• _What is being asked_
Where a line of the material contains the string "Craxi", copy that line.

____

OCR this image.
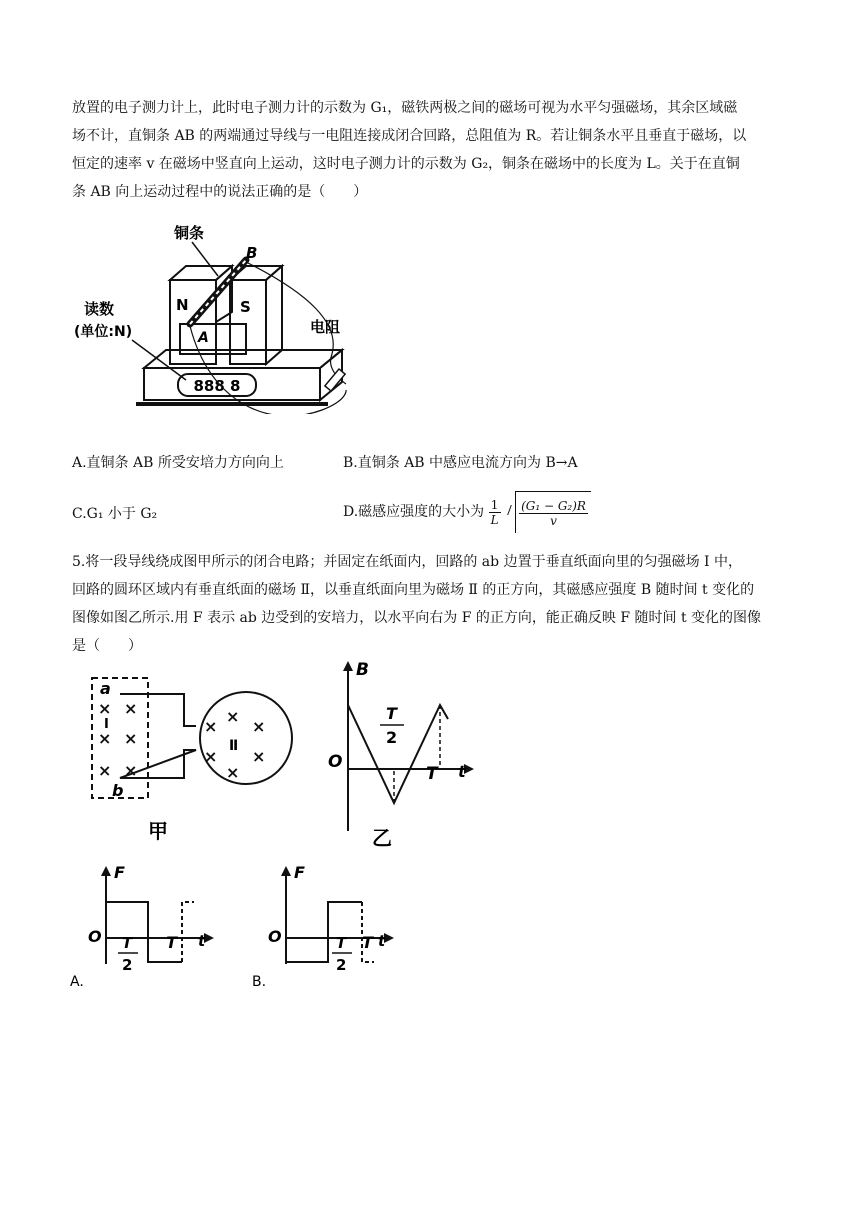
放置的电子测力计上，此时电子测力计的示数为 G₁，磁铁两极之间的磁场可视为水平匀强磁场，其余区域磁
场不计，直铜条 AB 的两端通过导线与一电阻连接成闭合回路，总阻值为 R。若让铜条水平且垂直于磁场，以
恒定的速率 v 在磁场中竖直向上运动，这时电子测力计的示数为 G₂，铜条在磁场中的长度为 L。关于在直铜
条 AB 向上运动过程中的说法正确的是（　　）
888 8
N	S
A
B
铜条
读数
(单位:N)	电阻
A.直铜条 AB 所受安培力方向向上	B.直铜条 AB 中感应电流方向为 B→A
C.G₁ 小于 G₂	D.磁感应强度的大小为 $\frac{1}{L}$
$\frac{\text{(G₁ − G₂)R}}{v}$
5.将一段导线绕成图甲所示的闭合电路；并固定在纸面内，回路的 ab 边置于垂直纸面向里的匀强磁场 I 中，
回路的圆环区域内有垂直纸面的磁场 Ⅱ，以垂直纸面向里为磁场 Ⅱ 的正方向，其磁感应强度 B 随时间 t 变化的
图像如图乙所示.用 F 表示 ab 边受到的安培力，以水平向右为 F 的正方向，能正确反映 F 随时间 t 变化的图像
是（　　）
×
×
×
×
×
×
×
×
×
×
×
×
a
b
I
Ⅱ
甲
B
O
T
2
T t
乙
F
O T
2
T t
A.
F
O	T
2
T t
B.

____

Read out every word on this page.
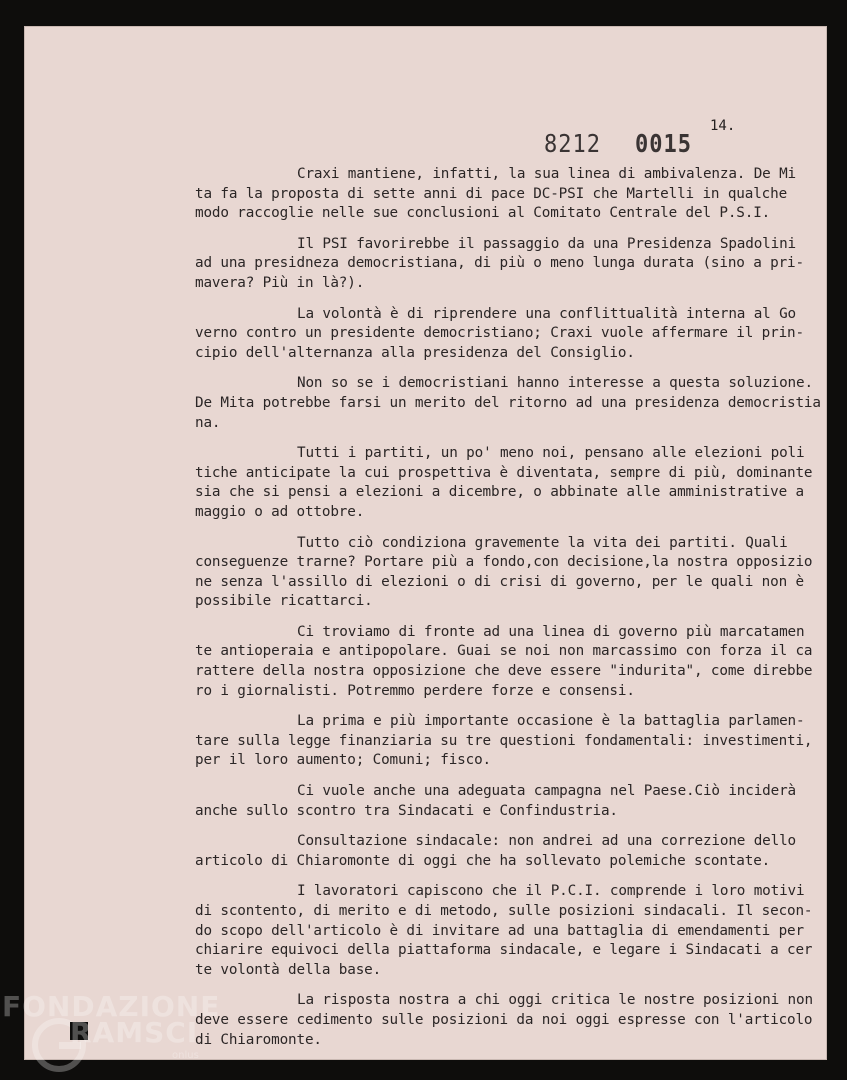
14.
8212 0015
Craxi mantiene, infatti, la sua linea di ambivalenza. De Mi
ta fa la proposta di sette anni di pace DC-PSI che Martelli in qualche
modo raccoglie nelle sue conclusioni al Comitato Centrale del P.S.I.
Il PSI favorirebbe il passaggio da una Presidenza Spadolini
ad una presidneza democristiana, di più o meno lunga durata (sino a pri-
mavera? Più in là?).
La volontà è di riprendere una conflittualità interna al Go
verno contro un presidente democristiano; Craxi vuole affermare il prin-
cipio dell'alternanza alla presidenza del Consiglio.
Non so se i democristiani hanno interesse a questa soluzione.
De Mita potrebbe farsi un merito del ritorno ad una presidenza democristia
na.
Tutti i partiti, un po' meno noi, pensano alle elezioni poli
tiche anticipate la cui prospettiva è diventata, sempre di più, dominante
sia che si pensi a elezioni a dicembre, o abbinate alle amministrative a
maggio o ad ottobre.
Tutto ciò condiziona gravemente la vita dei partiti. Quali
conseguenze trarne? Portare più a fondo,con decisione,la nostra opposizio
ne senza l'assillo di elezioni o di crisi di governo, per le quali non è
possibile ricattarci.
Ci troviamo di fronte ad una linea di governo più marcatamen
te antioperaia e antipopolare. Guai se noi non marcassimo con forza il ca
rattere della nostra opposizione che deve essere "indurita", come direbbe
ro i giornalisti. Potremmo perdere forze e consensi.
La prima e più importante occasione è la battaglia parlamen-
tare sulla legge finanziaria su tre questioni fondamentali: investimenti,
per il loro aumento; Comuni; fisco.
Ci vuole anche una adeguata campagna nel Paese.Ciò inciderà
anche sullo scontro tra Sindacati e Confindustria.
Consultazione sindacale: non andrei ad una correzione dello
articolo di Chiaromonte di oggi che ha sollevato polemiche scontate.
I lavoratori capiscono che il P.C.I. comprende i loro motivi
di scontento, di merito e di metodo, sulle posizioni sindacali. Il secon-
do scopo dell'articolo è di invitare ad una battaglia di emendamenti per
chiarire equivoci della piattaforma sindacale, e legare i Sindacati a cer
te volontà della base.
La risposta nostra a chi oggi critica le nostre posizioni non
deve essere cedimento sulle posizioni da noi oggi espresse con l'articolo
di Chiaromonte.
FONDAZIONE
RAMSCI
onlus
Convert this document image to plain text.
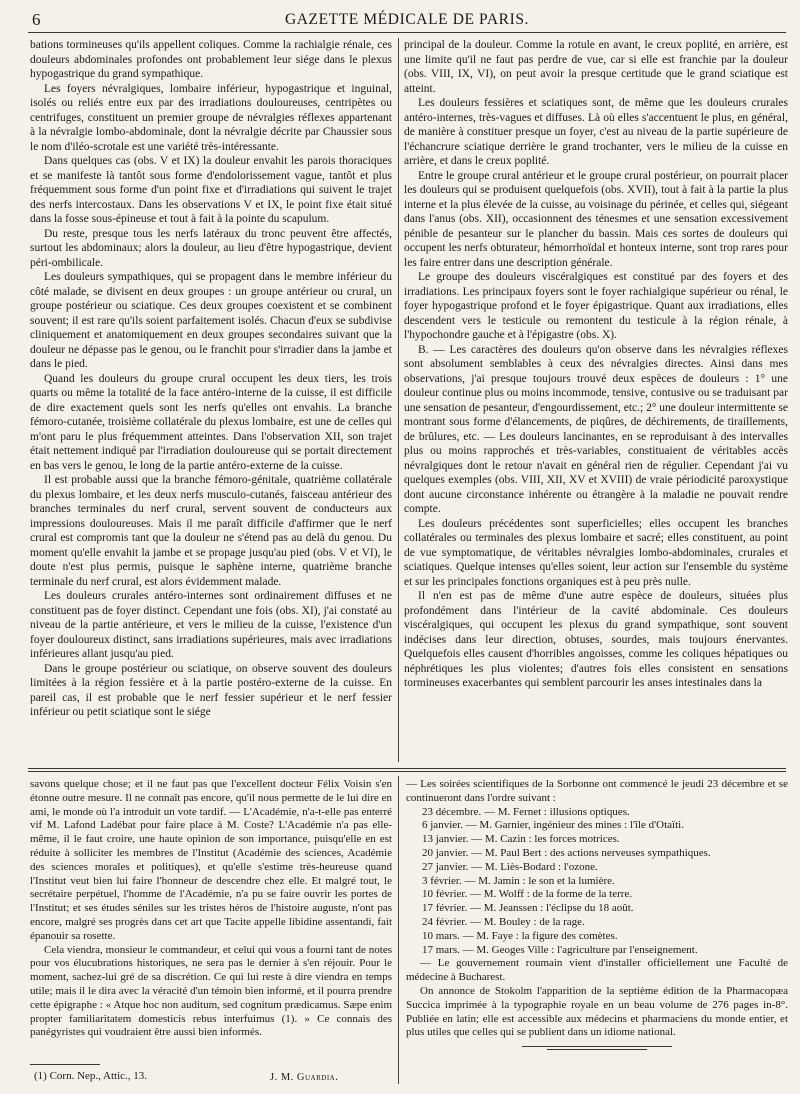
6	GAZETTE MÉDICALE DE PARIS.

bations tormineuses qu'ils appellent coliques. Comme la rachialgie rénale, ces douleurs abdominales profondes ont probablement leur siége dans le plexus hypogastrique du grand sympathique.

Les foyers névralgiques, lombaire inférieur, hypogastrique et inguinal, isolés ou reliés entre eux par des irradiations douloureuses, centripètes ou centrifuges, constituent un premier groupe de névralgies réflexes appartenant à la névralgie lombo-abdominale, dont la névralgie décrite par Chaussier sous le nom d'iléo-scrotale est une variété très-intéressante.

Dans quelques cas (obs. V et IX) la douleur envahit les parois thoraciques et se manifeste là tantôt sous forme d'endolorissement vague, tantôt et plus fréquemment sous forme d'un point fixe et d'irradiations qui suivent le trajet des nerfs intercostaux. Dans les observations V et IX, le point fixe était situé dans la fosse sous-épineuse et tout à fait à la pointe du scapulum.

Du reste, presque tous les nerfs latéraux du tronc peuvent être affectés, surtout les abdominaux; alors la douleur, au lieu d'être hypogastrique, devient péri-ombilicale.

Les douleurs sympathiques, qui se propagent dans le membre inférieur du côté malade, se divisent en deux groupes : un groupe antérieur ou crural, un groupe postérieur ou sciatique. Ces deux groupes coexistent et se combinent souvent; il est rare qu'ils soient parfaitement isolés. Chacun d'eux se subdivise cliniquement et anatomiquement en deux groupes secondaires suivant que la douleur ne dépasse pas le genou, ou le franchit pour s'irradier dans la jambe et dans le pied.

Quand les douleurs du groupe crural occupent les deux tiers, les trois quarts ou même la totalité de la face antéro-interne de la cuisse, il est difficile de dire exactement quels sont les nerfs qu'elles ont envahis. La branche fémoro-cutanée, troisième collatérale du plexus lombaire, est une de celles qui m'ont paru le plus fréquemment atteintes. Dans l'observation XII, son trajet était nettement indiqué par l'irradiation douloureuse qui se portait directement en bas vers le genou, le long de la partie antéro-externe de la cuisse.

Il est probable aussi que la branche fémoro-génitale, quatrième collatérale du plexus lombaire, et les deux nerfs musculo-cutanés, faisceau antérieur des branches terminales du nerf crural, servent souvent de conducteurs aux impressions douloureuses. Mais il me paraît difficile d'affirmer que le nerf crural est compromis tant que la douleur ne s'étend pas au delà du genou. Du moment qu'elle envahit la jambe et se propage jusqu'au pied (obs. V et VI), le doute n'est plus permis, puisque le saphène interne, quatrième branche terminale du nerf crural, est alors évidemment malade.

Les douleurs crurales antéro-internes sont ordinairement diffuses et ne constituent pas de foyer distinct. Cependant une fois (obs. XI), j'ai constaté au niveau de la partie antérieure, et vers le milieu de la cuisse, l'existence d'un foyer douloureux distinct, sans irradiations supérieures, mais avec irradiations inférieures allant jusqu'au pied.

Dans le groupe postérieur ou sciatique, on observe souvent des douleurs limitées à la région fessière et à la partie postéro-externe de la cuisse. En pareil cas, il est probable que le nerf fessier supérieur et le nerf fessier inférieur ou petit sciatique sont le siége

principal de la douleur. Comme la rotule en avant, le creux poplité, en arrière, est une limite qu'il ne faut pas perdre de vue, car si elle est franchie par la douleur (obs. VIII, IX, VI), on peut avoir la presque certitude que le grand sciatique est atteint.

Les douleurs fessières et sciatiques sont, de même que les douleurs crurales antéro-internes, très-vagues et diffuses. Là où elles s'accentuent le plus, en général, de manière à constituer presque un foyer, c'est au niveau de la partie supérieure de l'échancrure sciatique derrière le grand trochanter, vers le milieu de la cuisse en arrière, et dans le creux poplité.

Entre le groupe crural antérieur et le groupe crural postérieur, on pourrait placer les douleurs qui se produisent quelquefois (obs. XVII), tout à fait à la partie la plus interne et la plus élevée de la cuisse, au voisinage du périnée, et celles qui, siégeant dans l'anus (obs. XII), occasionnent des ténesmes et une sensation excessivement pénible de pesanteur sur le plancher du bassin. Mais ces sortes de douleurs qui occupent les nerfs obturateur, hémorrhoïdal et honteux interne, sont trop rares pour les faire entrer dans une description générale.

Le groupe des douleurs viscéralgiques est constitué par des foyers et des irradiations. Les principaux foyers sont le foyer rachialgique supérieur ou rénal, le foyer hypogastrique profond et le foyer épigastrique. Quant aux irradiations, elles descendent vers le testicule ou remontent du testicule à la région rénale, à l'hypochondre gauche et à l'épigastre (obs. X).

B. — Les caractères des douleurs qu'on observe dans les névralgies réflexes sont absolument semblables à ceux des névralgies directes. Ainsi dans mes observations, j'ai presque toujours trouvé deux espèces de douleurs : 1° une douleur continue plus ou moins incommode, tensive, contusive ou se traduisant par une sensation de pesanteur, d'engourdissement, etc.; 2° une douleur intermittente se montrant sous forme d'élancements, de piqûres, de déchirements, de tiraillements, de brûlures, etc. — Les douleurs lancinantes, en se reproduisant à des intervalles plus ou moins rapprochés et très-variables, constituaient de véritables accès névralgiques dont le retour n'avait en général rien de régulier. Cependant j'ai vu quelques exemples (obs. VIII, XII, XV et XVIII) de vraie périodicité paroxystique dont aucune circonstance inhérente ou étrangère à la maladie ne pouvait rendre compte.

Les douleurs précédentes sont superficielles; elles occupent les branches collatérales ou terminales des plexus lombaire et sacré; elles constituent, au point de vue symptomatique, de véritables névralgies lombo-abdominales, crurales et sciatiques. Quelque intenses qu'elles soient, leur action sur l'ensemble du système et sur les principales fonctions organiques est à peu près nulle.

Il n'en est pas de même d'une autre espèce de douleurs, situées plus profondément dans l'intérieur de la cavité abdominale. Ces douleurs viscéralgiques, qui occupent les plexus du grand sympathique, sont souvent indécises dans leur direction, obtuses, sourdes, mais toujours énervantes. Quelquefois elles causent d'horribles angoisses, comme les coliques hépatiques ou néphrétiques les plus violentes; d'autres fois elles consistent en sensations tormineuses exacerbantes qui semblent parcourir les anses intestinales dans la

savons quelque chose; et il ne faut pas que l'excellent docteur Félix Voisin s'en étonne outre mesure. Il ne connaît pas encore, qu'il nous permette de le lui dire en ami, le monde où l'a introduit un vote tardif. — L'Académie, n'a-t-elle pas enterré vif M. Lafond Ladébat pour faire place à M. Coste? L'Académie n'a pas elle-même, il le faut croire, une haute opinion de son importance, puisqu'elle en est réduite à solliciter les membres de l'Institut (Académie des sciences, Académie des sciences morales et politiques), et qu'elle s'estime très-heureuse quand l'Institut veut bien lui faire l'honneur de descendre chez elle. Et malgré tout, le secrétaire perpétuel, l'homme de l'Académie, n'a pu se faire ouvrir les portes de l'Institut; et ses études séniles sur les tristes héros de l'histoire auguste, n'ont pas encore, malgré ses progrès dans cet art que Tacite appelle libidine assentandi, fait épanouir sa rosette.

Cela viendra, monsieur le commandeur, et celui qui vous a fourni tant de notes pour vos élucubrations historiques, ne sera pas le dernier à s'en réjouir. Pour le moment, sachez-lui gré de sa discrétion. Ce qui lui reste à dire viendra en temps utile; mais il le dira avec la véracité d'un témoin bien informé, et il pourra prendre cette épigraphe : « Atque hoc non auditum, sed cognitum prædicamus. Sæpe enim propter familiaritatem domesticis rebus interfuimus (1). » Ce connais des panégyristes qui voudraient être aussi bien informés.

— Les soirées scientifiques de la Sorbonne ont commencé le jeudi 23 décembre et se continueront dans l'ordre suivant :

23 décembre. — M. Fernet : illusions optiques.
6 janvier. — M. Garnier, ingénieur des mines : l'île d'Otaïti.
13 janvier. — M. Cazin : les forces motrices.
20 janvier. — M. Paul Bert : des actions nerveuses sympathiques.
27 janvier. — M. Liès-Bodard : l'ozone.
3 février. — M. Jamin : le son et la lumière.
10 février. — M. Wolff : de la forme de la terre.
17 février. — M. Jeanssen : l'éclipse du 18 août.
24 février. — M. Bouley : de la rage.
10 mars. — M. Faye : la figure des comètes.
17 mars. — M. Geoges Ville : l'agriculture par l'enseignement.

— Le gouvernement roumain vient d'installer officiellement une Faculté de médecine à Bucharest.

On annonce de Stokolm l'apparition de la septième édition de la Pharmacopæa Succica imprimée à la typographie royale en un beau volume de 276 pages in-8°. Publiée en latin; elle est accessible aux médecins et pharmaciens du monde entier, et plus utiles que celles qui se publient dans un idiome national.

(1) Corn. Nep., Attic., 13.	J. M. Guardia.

____

• _Answer in full_
Craxi mantiene, infatti, la sua linea di ambivalenza. De Mi
verno contro un presidente democristiano; Craxi vuole affermare il prin-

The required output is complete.